---- RAW DATA
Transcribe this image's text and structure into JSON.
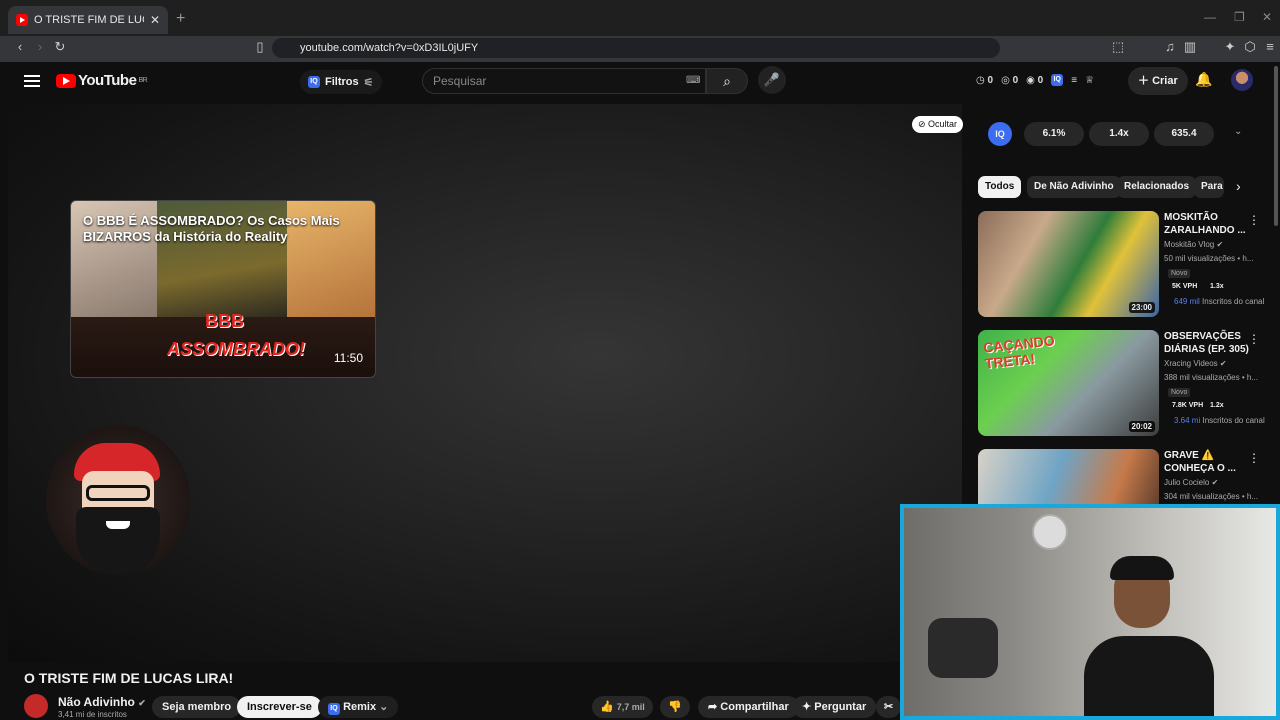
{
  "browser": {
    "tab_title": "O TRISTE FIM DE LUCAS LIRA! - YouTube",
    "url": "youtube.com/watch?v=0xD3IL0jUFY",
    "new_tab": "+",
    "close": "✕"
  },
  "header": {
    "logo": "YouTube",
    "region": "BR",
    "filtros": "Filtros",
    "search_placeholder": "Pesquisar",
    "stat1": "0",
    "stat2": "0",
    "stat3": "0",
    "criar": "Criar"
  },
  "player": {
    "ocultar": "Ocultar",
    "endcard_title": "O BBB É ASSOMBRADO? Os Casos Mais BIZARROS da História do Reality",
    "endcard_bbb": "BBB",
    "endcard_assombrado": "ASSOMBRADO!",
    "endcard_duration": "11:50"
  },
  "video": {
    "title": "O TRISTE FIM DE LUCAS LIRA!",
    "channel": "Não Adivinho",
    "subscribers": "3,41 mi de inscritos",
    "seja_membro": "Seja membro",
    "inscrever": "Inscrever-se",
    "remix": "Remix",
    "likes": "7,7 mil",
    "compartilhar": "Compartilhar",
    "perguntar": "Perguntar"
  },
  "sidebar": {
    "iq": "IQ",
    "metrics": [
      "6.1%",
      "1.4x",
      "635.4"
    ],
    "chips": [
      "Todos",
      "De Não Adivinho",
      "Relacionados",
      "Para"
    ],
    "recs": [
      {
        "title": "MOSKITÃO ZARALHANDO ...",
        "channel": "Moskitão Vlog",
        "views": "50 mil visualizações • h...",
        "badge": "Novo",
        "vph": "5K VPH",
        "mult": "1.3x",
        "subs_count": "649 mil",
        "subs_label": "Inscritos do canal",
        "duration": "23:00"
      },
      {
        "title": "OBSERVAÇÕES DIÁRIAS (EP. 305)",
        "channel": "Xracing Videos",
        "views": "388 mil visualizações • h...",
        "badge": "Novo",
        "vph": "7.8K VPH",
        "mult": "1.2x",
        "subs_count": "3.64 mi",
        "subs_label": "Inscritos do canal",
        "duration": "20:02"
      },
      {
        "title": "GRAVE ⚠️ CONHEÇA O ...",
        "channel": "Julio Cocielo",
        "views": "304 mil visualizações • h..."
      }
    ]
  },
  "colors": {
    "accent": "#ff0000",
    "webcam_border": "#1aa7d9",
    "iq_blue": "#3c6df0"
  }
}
--------
---- RAW DATA
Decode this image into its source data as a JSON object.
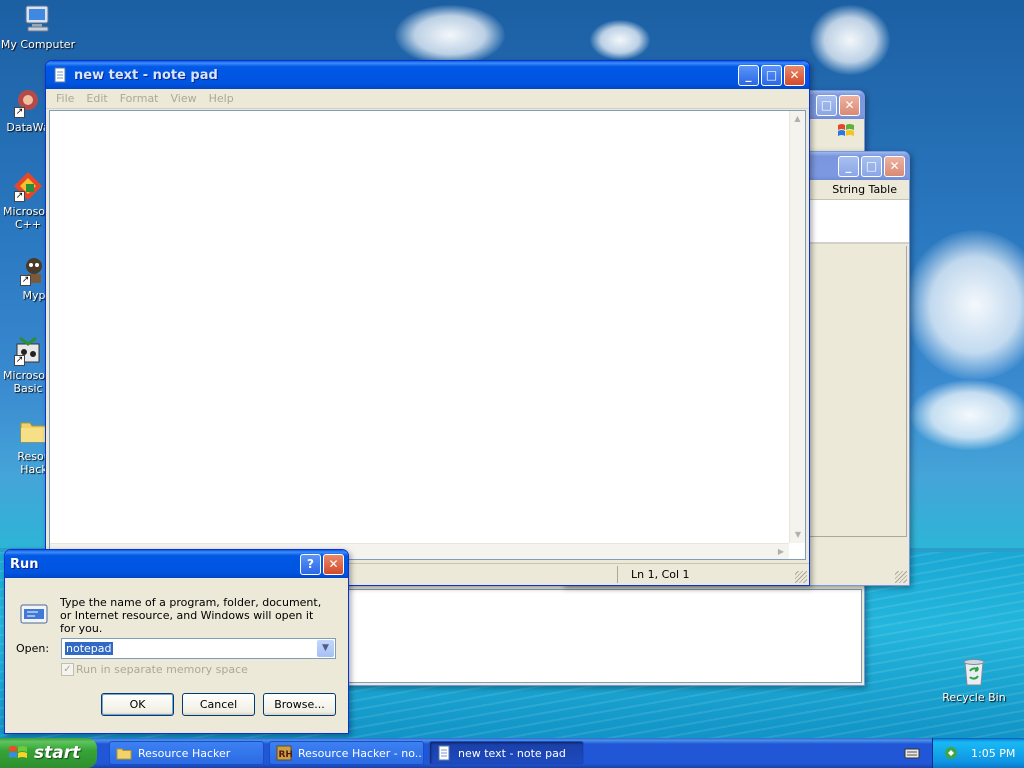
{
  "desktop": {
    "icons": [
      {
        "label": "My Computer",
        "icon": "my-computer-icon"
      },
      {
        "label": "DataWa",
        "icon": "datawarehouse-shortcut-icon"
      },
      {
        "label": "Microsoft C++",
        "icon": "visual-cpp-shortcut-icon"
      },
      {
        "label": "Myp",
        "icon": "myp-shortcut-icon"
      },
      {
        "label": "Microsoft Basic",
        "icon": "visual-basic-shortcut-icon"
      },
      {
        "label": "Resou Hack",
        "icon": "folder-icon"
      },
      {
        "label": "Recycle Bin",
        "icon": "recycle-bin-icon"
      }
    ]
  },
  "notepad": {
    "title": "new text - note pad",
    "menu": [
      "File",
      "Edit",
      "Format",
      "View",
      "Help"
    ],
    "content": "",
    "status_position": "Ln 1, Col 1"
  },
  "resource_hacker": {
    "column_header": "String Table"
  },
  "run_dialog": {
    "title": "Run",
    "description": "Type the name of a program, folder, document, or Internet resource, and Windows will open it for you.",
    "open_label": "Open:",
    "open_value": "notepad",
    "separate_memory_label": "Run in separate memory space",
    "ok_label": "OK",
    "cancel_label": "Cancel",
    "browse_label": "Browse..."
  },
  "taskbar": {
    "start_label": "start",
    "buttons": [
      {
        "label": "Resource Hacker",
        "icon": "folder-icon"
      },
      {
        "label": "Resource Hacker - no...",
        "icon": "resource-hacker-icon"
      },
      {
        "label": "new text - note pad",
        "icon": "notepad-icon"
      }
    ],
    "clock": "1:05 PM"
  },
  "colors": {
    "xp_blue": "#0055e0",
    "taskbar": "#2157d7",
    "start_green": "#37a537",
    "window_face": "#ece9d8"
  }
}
--------
CHALLENGE - Look over the listing above. Pick out and copy every line that includes "TRISTE".

EXERCISE SOLUTION -
    "tab_title": "O TRISTE FIM DE LUCAS LIRA! - YouTube",
    "title": "O TRISTE FIM DE LUCAS LIRA!",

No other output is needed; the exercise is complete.